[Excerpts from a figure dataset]
((

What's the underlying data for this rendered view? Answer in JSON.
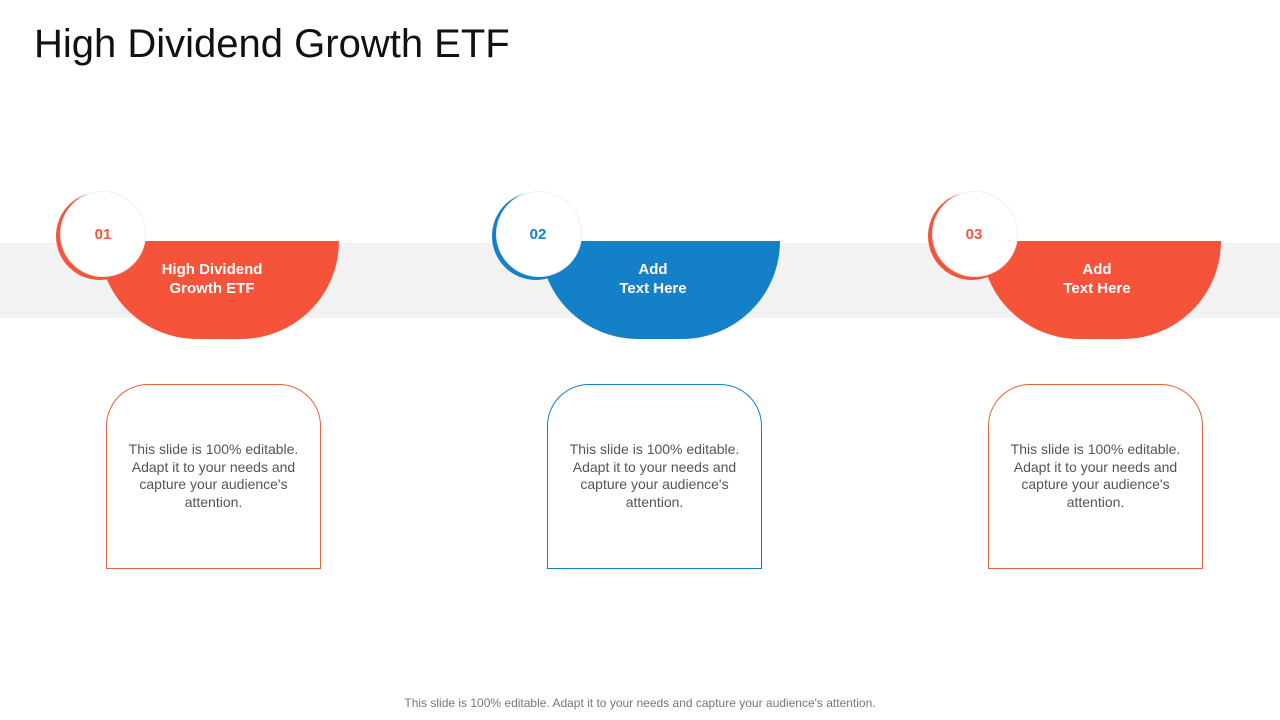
{
  "title": "High Dividend Growth ETF",
  "colors": {
    "orange": "#F5533A",
    "blue": "#1380C8",
    "band": "#F2F2F2"
  },
  "steps": [
    {
      "number": "01",
      "heading_line1": "High Dividend",
      "heading_line2": "Growth ETF",
      "color": "orange",
      "body": "This slide is 100% editable. Adapt it to your needs and capture your audience's attention."
    },
    {
      "number": "02",
      "heading_line1": "Add",
      "heading_line2": "Text Here",
      "color": "blue",
      "body": "This slide is 100% editable. Adapt it to your needs and capture your audience's attention."
    },
    {
      "number": "03",
      "heading_line1": "Add",
      "heading_line2": "Text Here",
      "color": "orange",
      "body": "This slide is 100% editable. Adapt it to your needs and capture your audience's attention."
    }
  ],
  "footer": "This slide is 100% editable. Adapt it to your needs and capture your audience's attention."
}
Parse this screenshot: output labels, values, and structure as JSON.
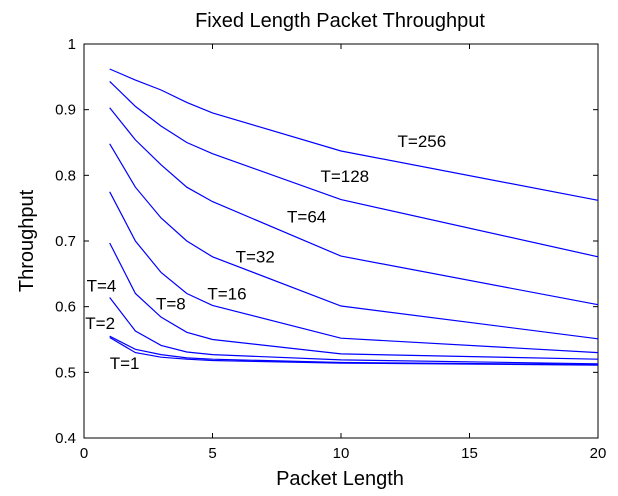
{
  "chart_data": {
    "type": "line",
    "title": "Fixed Length Packet Throughput",
    "xlabel": "Packet Length",
    "ylabel": "Throughput",
    "xlim": [
      0,
      20
    ],
    "ylim": [
      0.4,
      1
    ],
    "xticks": [
      "0",
      "5",
      "10",
      "15",
      "20"
    ],
    "yticks": [
      "0.4",
      "0.5",
      "0.6",
      "0.7",
      "0.8",
      "0.9",
      "1"
    ],
    "grid": false,
    "line_color": "#0000ff",
    "x": [
      1,
      2,
      3,
      4,
      5,
      10,
      20
    ],
    "series": [
      {
        "name": "T=1",
        "values": [
          0.553,
          0.53,
          0.523,
          0.52,
          0.518,
          0.514,
          0.511
        ]
      },
      {
        "name": "T=2",
        "values": [
          0.555,
          0.535,
          0.527,
          0.522,
          0.52,
          0.515,
          0.512
        ]
      },
      {
        "name": "T=4",
        "values": [
          0.614,
          0.563,
          0.541,
          0.531,
          0.527,
          0.519,
          0.513
        ]
      },
      {
        "name": "T=8",
        "values": [
          0.697,
          0.62,
          0.584,
          0.561,
          0.55,
          0.528,
          0.52
        ]
      },
      {
        "name": "T=16",
        "values": [
          0.775,
          0.7,
          0.652,
          0.62,
          0.602,
          0.552,
          0.53
        ]
      },
      {
        "name": "T=32",
        "values": [
          0.848,
          0.782,
          0.735,
          0.7,
          0.676,
          0.601,
          0.551
        ]
      },
      {
        "name": "T=64",
        "values": [
          0.903,
          0.854,
          0.816,
          0.782,
          0.76,
          0.677,
          0.603
        ]
      },
      {
        "name": "T=128",
        "values": [
          0.943,
          0.905,
          0.875,
          0.85,
          0.833,
          0.763,
          0.676
        ]
      },
      {
        "name": "T=256",
        "values": [
          0.962,
          0.945,
          0.93,
          0.911,
          0.895,
          0.837,
          0.762
        ]
      }
    ],
    "annotations": [
      {
        "text": "T=256",
        "x": 12.2,
        "y": 0.843
      },
      {
        "text": "T=128",
        "x": 9.2,
        "y": 0.79
      },
      {
        "text": "T=64",
        "x": 7.9,
        "y": 0.728
      },
      {
        "text": "T=32",
        "x": 5.9,
        "y": 0.667
      },
      {
        "text": "T=16",
        "x": 4.8,
        "y": 0.611
      },
      {
        "text": "T=8",
        "x": 2.8,
        "y": 0.596
      },
      {
        "text": "T=4",
        "x": 0.1,
        "y": 0.623
      },
      {
        "text": "T=2",
        "x": 0.05,
        "y": 0.566
      },
      {
        "text": "T=1",
        "x": 1.0,
        "y": 0.505
      }
    ]
  }
}
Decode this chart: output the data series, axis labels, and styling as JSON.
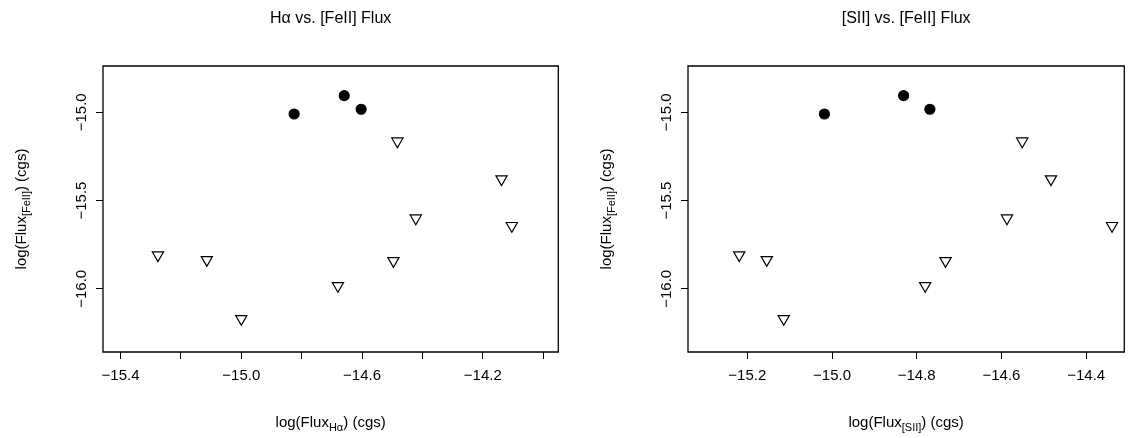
{
  "chart_data": [
    {
      "type": "scatter",
      "title": "Hα vs. [FeII] Flux",
      "xlabel": "log(Flux$_{Hα}$) (cgs)",
      "ylabel": "log(Flux$_{[FeII]}$) (cgs)",
      "xlim": [
        -15.458,
        -13.95
      ],
      "ylim": [
        -16.358,
        -14.738
      ],
      "xticks": [
        {
          "value": -15.4,
          "label": "−15.4"
        },
        {
          "value": -15.2,
          "label": null
        },
        {
          "value": -15.0,
          "label": "−15.0"
        },
        {
          "value": -14.8,
          "label": null
        },
        {
          "value": -14.6,
          "label": "−14.6"
        },
        {
          "value": -14.4,
          "label": null
        },
        {
          "value": -14.2,
          "label": "−14.2"
        },
        {
          "value": -14.0,
          "label": null
        }
      ],
      "yticks": [
        {
          "value": -16.0,
          "label": "−16.0"
        },
        {
          "value": -15.5,
          "label": "−15.5"
        },
        {
          "value": -15.0,
          "label": "−15.0"
        }
      ],
      "grid": false,
      "series": [
        {
          "color": "#000000",
          "marker": "circle",
          "x": [
            -14.825,
            -14.659,
            -14.603
          ],
          "values": [
            -15.01,
            -14.906,
            -14.983
          ]
        },
        {
          "color": "#000000",
          "marker": "triangle",
          "x": [
            -15.276,
            -15.114,
            -15.0,
            -14.68,
            -14.496,
            -14.483,
            -14.422,
            -14.138,
            -14.104
          ],
          "values": [
            -15.809,
            -15.836,
            -16.17,
            -15.983,
            -15.842,
            -15.164,
            -15.6,
            -15.379,
            -15.643
          ]
        }
      ]
    },
    {
      "type": "scatter",
      "title": "[SII] vs. [FeII] Flux",
      "xlabel": "log(Flux$_{[SII]}$) (cgs)",
      "ylabel": "log(Flux$_{[FeII]}$) (cgs)",
      "xlim": [
        -15.34,
        -14.31
      ],
      "ylim": [
        -16.358,
        -14.738
      ],
      "xticks": [
        {
          "value": -15.2,
          "label": "−15.2"
        },
        {
          "value": -15.0,
          "label": "−15.0"
        },
        {
          "value": -14.8,
          "label": "−14.8"
        },
        {
          "value": -14.6,
          "label": "−14.6"
        },
        {
          "value": -14.4,
          "label": "−14.4"
        }
      ],
      "yticks": [
        {
          "value": -16.0,
          "label": "−16.0"
        },
        {
          "value": -15.5,
          "label": "−15.5"
        },
        {
          "value": -15.0,
          "label": "−15.0"
        }
      ],
      "grid": false,
      "series": [
        {
          "color": "#000000",
          "marker": "circle",
          "x": [
            -15.018,
            -14.831,
            -14.769
          ],
          "values": [
            -15.01,
            -14.906,
            -14.983
          ]
        },
        {
          "color": "#000000",
          "marker": "triangle",
          "x": [
            -15.219,
            -15.154,
            -15.114,
            -14.78,
            -14.732,
            -14.551,
            -14.587,
            -14.483,
            -14.339
          ],
          "values": [
            -15.809,
            -15.836,
            -16.17,
            -15.983,
            -15.842,
            -15.164,
            -15.6,
            -15.379,
            -15.643
          ]
        }
      ]
    }
  ]
}
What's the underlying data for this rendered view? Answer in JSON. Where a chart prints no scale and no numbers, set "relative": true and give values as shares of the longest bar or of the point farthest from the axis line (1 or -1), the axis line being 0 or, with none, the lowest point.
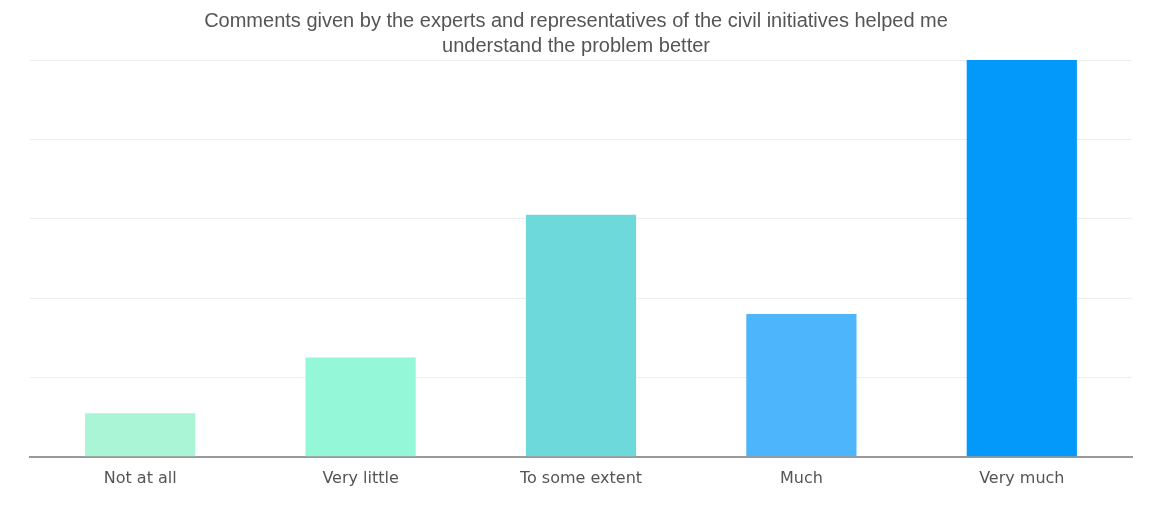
{
  "chart_data": {
    "type": "bar",
    "title": "Comments given by the experts and representatives of the civil initiatives helped me understand the problem better",
    "categories": [
      "Not at all",
      "Very little",
      "To some extent",
      "Much",
      "Very much"
    ],
    "values": [
      0.11,
      0.25,
      0.61,
      0.36,
      1
    ],
    "colors": [
      "#a9f5d6",
      "#94f7d8",
      "#6dd9db",
      "#4cb5fb",
      "#0399fb"
    ],
    "relative": true,
    "grid": "y"
  }
}
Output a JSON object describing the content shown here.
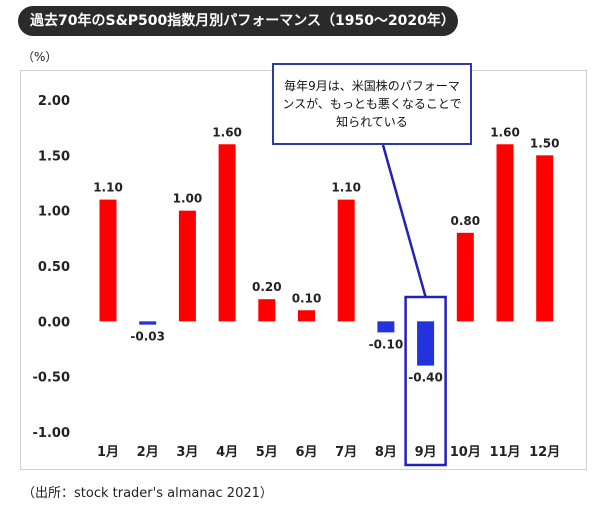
{
  "title": "過去70年のS&P500指数月別パフォーマンス（1950～2020年）",
  "unit_label": "（%）",
  "annotation": "毎年9月は、米国株のパフォーマンスが、もっとも悪くなることで知られている",
  "source": "（出所：stock trader's almanac 2021）",
  "colors": {
    "positive": "#ff0000",
    "negative": "#2233dd",
    "highlight": "#2222bb",
    "callout_border": "#2a3aa8"
  },
  "chart_data": {
    "type": "bar",
    "categories": [
      "1月",
      "2月",
      "3月",
      "4月",
      "5月",
      "6月",
      "7月",
      "8月",
      "9月",
      "10月",
      "11月",
      "12月"
    ],
    "values": [
      1.1,
      -0.03,
      1.0,
      1.6,
      0.2,
      0.1,
      1.1,
      -0.1,
      -0.4,
      0.8,
      1.6,
      1.5
    ],
    "value_labels": [
      "1.10",
      "-0.03",
      "1.00",
      "1.60",
      "0.20",
      "0.10",
      "1.10",
      "-0.10",
      "-0.40",
      "0.80",
      "1.60",
      "1.50"
    ],
    "yticks": [
      "2.00",
      "1.50",
      "1.00",
      "0.50",
      "0.00",
      "-0.50",
      "-1.00"
    ],
    "ylim": [
      -1.0,
      2.0
    ],
    "highlighted_category": "9月",
    "grid": false,
    "legend": "none"
  }
}
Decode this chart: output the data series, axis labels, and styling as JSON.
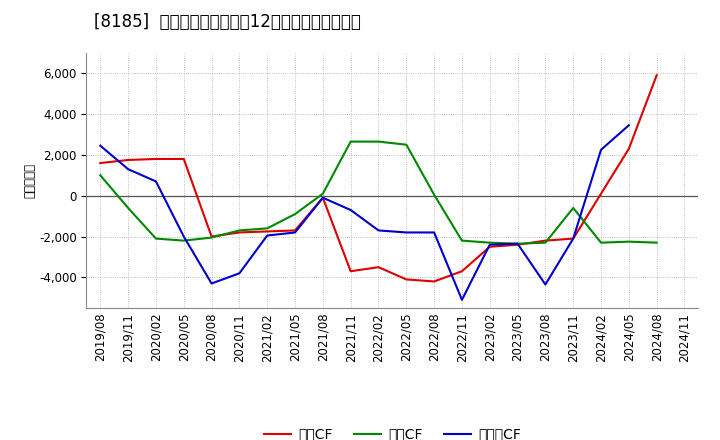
{
  "title": "[8185]  キャッシュフローの12か月移動合計の推移",
  "ylabel": "（百万円）",
  "background_color": "#ffffff",
  "plot_bg_color": "#ffffff",
  "grid_color": "#aaaaaa",
  "x_labels": [
    "2019/08",
    "2019/11",
    "2020/02",
    "2020/05",
    "2020/08",
    "2020/11",
    "2021/02",
    "2021/05",
    "2021/08",
    "2021/11",
    "2022/02",
    "2022/05",
    "2022/08",
    "2022/11",
    "2023/02",
    "2023/05",
    "2023/08",
    "2023/11",
    "2024/02",
    "2024/05",
    "2024/08",
    "2024/11"
  ],
  "series_order": [
    "営業CF",
    "投資CF",
    "フリーCF"
  ],
  "series": {
    "営業CF": {
      "color": "#dd0000",
      "values": [
        1600,
        1750,
        1800,
        1800,
        -2000,
        -1800,
        -1750,
        -1700,
        -100,
        -3700,
        -3500,
        -4100,
        -4200,
        -3700,
        -2500,
        -2400,
        -2200,
        -2100,
        100,
        2300,
        5900,
        null
      ]
    },
    "投資CF": {
      "color": "#008800",
      "values": [
        1000,
        -600,
        -2100,
        -2200,
        -2050,
        -1700,
        -1600,
        -900,
        100,
        2650,
        2650,
        2500,
        50,
        -2200,
        -2300,
        -2350,
        -2300,
        -600,
        -2300,
        -2250,
        -2300,
        null
      ]
    },
    "フリーCF": {
      "color": "#0000cc",
      "values": [
        2450,
        1300,
        700,
        -2000,
        -4300,
        -3800,
        -1950,
        -1800,
        -100,
        -700,
        -1700,
        -1800,
        -1800,
        -5100,
        -2400,
        -2350,
        -4350,
        -2100,
        2250,
        3450,
        null,
        null
      ]
    }
  },
  "ylim": [
    -5500,
    7000
  ],
  "yticks": [
    -4000,
    -2000,
    0,
    2000,
    4000,
    6000
  ],
  "title_fontsize": 12,
  "axis_fontsize": 8.5,
  "legend_fontsize": 10
}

))

Problem to work on:
Identify and copy all lines with the word "Packet".

Complete response:
    "title": "Fixed Length Packet Throughput",
    "xlabel": "Packet Length",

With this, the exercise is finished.